> _Records_:

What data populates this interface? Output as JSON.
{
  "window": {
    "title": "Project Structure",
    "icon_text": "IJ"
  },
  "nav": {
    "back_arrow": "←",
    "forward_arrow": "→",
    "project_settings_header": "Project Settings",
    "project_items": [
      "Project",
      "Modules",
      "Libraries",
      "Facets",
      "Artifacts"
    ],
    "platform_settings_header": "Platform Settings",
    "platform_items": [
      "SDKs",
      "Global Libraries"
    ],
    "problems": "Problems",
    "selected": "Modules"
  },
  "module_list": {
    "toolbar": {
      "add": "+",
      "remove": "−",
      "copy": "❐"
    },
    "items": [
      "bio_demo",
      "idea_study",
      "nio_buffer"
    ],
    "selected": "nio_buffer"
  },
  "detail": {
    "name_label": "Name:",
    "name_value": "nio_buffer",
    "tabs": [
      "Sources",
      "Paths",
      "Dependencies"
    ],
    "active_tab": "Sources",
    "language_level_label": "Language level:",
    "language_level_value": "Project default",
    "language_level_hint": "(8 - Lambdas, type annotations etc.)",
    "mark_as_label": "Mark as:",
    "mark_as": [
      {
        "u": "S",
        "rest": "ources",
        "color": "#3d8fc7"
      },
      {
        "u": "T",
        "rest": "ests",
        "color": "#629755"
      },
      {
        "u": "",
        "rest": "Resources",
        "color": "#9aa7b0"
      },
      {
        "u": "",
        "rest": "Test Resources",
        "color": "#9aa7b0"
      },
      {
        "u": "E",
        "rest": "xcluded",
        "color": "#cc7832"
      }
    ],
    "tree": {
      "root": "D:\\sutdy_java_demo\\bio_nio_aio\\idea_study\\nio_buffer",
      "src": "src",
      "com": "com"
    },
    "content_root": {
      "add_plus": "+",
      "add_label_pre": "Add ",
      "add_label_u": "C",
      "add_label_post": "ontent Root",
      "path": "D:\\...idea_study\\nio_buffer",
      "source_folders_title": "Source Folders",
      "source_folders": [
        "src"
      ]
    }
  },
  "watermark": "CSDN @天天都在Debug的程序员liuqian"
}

> _Task prompt_: Reproduce the records above exactly as they appear.

> _Exercise answer_:
What data populates this interface? Output as JSON.
{
  "window": {
    "title": "Project Structure",
    "icon_text": "IJ"
  },
  "nav": {
    "back_arrow": "←",
    "forward_arrow": "→",
    "project_settings_header": "Project Settings",
    "project_items": [
      "Project",
      "Modules",
      "Libraries",
      "Facets",
      "Artifacts"
    ],
    "platform_settings_header": "Platform Settings",
    "platform_items": [
      "SDKs",
      "Global Libraries"
    ],
    "problems": "Problems",
    "selected": "Modules"
  },
  "module_list": {
    "toolbar": {
      "add": "+",
      "remove": "−",
      "copy": "❐"
    },
    "items": [
      "bio_demo",
      "idea_study",
      "nio_buffer"
    ],
    "selected": "nio_buffer"
  },
  "detail": {
    "name_label": "Name:",
    "name_value": "nio_buffer",
    "tabs": [
      "Sources",
      "Paths",
      "Dependencies"
    ],
    "active_tab": "Sources",
    "language_level_label": "Language level:",
    "language_level_value": "Project default",
    "language_level_hint": "(8 - Lambdas, type annotations etc.)",
    "mark_as_label": "Mark as:",
    "mark_as": [
      {
        "u": "S",
        "rest": "ources",
        "color": "#3d8fc7"
      },
      {
        "u": "T",
        "rest": "ests",
        "color": "#629755"
      },
      {
        "u": "",
        "rest": "Resources",
        "color": "#9aa7b0"
      },
      {
        "u": "",
        "rest": "Test Resources",
        "color": "#9aa7b0"
      },
      {
        "u": "E",
        "rest": "xcluded",
        "color": "#cc7832"
      }
    ],
    "tree": {
      "root": "D:\\sutdy_java_demo\\bio_nio_aio\\idea_study\\nio_buffer",
      "src": "src",
      "com": "com"
    },
    "content_root": {
      "add_plus": "+",
      "add_label_pre": "Add ",
      "add_label_u": "C",
      "add_label_post": "ontent Root",
      "path": "D:\\...idea_study\\nio_buffer",
      "source_folders_title": "Source Folders",
      "source_folders": [
        "src"
      ]
    }
  },
  "watermark": "CSDN @天天都在Debug的程序员liuqian"
}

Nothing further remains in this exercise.